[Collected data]
┌────────
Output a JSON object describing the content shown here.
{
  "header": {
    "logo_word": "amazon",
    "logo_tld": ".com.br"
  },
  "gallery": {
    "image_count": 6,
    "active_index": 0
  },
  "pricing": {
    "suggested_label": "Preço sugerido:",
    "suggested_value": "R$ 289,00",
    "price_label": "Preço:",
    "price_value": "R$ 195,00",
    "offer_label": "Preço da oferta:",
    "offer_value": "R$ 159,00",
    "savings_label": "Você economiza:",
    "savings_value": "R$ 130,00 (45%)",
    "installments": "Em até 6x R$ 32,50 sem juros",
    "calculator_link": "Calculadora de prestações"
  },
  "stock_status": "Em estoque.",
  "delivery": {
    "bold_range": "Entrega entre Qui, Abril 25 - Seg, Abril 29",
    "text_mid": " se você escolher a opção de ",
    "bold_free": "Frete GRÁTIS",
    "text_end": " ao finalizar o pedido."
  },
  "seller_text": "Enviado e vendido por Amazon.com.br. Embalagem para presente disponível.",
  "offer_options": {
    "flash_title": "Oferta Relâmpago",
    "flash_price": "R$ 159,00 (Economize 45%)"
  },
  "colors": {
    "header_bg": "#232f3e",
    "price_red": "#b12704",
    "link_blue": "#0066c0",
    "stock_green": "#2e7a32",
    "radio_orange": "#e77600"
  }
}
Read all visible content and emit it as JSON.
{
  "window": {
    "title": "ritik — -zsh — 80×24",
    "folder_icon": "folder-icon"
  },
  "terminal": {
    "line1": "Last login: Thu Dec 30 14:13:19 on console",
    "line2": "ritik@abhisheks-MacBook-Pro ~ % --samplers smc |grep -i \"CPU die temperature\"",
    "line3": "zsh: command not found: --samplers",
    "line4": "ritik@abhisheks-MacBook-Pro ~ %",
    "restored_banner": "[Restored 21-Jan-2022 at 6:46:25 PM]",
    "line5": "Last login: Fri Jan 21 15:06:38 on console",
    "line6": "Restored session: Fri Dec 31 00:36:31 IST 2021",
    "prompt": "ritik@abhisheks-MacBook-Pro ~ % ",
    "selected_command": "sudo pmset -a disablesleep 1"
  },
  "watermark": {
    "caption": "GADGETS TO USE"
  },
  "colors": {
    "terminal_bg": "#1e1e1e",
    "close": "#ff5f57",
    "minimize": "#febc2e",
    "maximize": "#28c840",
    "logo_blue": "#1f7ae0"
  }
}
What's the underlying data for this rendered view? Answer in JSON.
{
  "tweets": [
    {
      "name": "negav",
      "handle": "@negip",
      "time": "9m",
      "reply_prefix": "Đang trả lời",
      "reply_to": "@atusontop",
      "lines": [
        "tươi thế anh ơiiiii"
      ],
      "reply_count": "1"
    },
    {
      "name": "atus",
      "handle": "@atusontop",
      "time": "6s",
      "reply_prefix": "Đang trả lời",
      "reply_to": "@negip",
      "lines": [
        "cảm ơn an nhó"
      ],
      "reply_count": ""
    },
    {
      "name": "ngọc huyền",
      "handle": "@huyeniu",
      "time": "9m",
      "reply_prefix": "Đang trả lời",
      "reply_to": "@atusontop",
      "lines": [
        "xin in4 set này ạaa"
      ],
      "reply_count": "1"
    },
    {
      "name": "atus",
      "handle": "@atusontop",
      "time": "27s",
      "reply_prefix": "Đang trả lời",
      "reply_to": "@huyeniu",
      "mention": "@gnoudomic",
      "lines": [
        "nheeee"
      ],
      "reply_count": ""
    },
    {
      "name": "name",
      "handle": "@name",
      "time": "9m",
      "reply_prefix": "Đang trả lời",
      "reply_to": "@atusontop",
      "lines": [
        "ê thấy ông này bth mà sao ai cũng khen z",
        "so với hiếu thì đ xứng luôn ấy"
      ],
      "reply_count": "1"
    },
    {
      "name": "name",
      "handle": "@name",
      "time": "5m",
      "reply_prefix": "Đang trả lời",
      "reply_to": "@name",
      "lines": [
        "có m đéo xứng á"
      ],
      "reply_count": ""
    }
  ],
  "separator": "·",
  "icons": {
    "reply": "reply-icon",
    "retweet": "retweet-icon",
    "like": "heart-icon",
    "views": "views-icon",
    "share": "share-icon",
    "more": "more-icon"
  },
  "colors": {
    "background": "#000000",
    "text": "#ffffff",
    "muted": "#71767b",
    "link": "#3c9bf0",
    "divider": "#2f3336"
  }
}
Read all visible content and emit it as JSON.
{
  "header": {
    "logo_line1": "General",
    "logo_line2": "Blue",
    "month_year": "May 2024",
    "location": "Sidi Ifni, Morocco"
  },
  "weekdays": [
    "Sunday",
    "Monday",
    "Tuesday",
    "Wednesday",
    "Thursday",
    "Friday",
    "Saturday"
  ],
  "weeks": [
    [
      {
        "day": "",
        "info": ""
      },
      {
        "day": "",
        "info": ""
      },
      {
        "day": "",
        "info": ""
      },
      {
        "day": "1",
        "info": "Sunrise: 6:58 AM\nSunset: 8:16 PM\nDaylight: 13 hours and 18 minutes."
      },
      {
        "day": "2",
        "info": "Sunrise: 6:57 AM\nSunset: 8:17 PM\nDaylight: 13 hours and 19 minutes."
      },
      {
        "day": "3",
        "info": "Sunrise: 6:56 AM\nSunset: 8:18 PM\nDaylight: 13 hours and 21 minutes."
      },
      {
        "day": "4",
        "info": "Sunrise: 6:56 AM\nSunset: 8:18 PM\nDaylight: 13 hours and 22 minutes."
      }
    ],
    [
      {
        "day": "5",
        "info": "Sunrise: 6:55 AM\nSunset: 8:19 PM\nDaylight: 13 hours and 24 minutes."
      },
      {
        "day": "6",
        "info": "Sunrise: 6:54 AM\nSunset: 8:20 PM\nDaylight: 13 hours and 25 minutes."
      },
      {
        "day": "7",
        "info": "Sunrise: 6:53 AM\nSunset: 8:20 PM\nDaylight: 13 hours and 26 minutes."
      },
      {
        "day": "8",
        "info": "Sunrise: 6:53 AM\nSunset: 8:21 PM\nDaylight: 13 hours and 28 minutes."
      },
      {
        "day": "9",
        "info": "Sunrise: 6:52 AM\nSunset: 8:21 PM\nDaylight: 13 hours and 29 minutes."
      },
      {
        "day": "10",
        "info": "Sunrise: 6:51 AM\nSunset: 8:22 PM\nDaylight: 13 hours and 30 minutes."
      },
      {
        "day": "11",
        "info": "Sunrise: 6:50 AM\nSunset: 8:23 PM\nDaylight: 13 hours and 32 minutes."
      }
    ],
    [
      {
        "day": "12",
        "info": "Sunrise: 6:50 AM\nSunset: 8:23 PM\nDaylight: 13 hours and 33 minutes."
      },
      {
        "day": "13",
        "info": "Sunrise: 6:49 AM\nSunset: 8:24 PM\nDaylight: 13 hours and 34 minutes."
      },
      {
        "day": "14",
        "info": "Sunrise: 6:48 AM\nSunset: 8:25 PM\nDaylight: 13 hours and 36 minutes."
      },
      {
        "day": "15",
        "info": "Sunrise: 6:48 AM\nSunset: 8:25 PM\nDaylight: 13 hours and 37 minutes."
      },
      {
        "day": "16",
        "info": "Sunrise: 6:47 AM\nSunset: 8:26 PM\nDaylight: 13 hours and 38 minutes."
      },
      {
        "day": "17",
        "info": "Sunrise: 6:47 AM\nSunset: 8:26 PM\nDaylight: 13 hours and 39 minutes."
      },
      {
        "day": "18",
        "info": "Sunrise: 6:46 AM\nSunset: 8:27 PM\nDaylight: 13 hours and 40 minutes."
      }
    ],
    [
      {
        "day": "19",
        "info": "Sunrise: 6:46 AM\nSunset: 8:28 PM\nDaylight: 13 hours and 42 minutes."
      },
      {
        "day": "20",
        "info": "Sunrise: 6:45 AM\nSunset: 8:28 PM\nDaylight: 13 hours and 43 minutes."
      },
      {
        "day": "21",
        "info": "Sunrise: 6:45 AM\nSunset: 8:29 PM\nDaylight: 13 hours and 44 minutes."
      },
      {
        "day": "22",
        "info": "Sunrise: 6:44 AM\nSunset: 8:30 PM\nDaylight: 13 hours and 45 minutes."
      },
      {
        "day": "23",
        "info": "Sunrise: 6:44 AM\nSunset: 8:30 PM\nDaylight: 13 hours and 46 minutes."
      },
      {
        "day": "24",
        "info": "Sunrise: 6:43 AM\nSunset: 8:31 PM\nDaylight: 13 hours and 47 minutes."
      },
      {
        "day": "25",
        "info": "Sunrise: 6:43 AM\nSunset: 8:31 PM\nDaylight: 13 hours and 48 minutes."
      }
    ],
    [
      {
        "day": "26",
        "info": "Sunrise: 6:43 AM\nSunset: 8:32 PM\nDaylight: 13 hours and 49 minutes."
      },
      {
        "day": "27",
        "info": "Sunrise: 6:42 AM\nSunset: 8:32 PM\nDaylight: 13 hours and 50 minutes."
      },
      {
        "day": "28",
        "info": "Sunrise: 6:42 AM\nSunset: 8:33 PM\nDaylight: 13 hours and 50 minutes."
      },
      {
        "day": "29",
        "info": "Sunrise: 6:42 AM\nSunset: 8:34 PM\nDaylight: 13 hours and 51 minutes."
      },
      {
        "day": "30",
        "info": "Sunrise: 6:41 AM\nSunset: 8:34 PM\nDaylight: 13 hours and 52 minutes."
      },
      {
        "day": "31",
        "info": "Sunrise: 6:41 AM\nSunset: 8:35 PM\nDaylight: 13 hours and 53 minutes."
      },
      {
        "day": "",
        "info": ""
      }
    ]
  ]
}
└────────
_What this task involves_. In the records above, find each line with the word "abhisheks" and copy it.

_Problem solution_.
    "line2": "ritik@abhisheks-MacBook-Pro ~ % --samplers smc |grep -i \"CPU die temperature\"",
    "line4": "ritik@abhisheks-MacBook-Pro ~ %",
    "prompt": "ritik@abhisheks-MacBook-Pro ~ % ",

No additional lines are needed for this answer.